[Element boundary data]
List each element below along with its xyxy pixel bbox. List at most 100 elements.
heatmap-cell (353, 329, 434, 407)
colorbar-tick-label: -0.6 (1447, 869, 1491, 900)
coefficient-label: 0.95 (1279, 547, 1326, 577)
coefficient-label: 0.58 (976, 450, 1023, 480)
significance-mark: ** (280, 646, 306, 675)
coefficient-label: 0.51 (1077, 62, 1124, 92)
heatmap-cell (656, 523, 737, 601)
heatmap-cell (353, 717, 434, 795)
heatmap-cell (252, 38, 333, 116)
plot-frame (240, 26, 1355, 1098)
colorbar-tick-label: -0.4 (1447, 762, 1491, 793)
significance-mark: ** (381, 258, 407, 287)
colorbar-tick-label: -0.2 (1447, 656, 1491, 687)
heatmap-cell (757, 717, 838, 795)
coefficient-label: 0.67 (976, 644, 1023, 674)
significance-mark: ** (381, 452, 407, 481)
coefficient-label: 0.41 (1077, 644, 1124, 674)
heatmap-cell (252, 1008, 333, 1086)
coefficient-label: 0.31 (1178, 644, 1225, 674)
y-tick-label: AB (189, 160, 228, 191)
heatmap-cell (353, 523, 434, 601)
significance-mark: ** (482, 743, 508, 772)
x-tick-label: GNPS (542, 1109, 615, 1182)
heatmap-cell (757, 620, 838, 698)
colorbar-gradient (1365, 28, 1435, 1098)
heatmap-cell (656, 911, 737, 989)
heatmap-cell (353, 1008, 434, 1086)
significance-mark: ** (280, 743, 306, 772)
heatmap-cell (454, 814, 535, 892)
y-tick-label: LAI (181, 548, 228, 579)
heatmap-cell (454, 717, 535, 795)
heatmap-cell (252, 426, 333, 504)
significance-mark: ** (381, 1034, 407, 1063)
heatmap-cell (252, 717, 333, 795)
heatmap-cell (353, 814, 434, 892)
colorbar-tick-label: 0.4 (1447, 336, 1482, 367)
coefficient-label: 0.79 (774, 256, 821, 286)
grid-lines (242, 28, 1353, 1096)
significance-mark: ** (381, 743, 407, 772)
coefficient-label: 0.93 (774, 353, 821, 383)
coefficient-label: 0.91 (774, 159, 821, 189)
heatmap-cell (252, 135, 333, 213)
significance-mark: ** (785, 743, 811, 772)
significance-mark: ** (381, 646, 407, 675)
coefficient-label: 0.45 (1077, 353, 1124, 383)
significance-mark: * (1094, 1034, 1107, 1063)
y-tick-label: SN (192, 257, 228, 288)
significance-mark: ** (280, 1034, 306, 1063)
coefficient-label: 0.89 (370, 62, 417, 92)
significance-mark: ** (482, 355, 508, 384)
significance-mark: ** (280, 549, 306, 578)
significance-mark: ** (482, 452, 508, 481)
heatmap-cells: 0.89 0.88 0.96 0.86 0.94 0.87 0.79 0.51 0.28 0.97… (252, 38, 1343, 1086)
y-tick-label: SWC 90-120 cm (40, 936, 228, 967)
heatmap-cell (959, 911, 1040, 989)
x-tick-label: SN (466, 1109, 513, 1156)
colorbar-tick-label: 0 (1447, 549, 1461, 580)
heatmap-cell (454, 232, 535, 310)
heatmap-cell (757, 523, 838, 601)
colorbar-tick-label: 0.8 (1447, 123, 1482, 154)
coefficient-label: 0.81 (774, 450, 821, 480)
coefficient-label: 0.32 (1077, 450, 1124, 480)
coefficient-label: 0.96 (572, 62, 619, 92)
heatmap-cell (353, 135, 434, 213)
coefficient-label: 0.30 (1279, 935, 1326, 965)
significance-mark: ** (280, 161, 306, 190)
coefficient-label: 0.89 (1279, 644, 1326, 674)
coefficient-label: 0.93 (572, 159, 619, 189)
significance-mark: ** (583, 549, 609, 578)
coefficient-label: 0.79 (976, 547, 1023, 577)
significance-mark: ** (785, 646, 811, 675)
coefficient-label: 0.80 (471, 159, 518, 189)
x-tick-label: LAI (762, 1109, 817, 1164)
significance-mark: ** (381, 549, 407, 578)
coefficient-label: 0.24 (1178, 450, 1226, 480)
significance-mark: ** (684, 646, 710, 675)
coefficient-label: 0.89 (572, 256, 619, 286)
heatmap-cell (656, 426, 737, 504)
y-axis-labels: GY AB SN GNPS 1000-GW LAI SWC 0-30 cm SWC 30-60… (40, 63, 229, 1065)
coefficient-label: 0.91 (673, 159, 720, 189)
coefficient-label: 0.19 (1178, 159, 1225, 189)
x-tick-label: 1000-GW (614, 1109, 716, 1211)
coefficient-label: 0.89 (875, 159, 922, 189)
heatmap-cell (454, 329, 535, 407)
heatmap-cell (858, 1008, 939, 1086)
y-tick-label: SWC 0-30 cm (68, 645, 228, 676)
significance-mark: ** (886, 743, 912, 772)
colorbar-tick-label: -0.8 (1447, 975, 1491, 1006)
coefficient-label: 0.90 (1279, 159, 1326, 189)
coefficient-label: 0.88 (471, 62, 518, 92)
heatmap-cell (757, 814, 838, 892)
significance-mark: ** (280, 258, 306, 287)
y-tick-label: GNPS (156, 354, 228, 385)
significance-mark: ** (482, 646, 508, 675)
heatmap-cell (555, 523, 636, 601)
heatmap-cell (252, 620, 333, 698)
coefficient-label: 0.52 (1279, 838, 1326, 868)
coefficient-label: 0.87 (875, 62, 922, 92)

_TO DO_. Display every line of the data above that contains the string "colorbar".

_WRITTEN ANSWER_.
colorbar-tick-label: -0.6 (1447, 869, 1491, 900)
colorbar-tick-label: -0.4 (1447, 762, 1491, 793)
colorbar-tick-label: -0.2 (1447, 656, 1491, 687)
colorbar-gradient (1365, 28, 1435, 1098)
colorbar-tick-label: 0.4 (1447, 336, 1482, 367)
colorbar-tick-label: 0 (1447, 549, 1461, 580)
colorbar-tick-label: 0.8 (1447, 123, 1482, 154)
colorbar-tick-label: -0.8 (1447, 975, 1491, 1006)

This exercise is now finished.